**What you need to do**
Retype every entry exactly, character for character.

**Recorded information**
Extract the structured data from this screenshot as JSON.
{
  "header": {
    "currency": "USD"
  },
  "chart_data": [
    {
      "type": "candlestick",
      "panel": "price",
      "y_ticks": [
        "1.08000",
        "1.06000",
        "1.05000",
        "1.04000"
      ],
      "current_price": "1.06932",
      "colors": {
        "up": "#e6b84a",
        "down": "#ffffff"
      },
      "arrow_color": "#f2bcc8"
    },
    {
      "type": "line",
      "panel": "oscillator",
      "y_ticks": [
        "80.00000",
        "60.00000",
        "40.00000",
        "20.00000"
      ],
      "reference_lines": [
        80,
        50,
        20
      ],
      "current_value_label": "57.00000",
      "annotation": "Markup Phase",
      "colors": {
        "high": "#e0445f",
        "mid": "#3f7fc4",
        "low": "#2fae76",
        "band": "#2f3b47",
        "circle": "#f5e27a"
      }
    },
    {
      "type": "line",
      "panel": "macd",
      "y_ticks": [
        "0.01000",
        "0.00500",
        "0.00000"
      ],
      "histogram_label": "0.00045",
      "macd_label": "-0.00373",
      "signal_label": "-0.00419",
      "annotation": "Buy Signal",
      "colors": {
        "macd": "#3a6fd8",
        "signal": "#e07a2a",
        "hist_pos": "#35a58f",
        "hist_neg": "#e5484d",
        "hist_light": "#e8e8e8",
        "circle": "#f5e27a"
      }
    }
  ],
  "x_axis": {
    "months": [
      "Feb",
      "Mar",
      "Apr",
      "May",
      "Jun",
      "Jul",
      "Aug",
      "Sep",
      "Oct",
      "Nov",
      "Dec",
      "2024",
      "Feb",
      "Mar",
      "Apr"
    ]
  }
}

**Result**
Extract the structured data from this screenshot as JSON.
{
  "header": {
    "currency": "USD"
  },
  "chart_data": [
    {
      "type": "candlestick",
      "panel": "price",
      "y_ticks": [
        "1.08000",
        "1.06000",
        "1.05000",
        "1.04000"
      ],
      "current_price": "1.06932",
      "colors": {
        "up": "#e6b84a",
        "down": "#ffffff"
      },
      "arrow_color": "#f2bcc8"
    },
    {
      "type": "line",
      "panel": "oscillator",
      "y_ticks": [
        "80.00000",
        "60.00000",
        "40.00000",
        "20.00000"
      ],
      "reference_lines": [
        80,
        50,
        20
      ],
      "current_value_label": "57.00000",
      "annotation": "Markup Phase",
      "colors": {
        "high": "#e0445f",
        "mid": "#3f7fc4",
        "low": "#2fae76",
        "band": "#2f3b47",
        "circle": "#f5e27a"
      }
    },
    {
      "type": "line",
      "panel": "macd",
      "y_ticks": [
        "0.01000",
        "0.00500",
        "0.00000"
      ],
      "histogram_label": "0.00045",
      "macd_label": "-0.00373",
      "signal_label": "-0.00419",
      "annotation": "Buy Signal",
      "colors": {
        "macd": "#3a6fd8",
        "signal": "#e07a2a",
        "hist_pos": "#35a58f",
        "hist_neg": "#e5484d",
        "hist_light": "#e8e8e8",
        "circle": "#f5e27a"
      }
    }
  ],
  "x_axis": {
    "months": [
      "Feb",
      "Mar",
      "Apr",
      "May",
      "Jun",
      "Jul",
      "Aug",
      "Sep",
      "Oct",
      "Nov",
      "Dec",
      "2024",
      "Feb",
      "Mar",
      "Apr"
    ]
  }
}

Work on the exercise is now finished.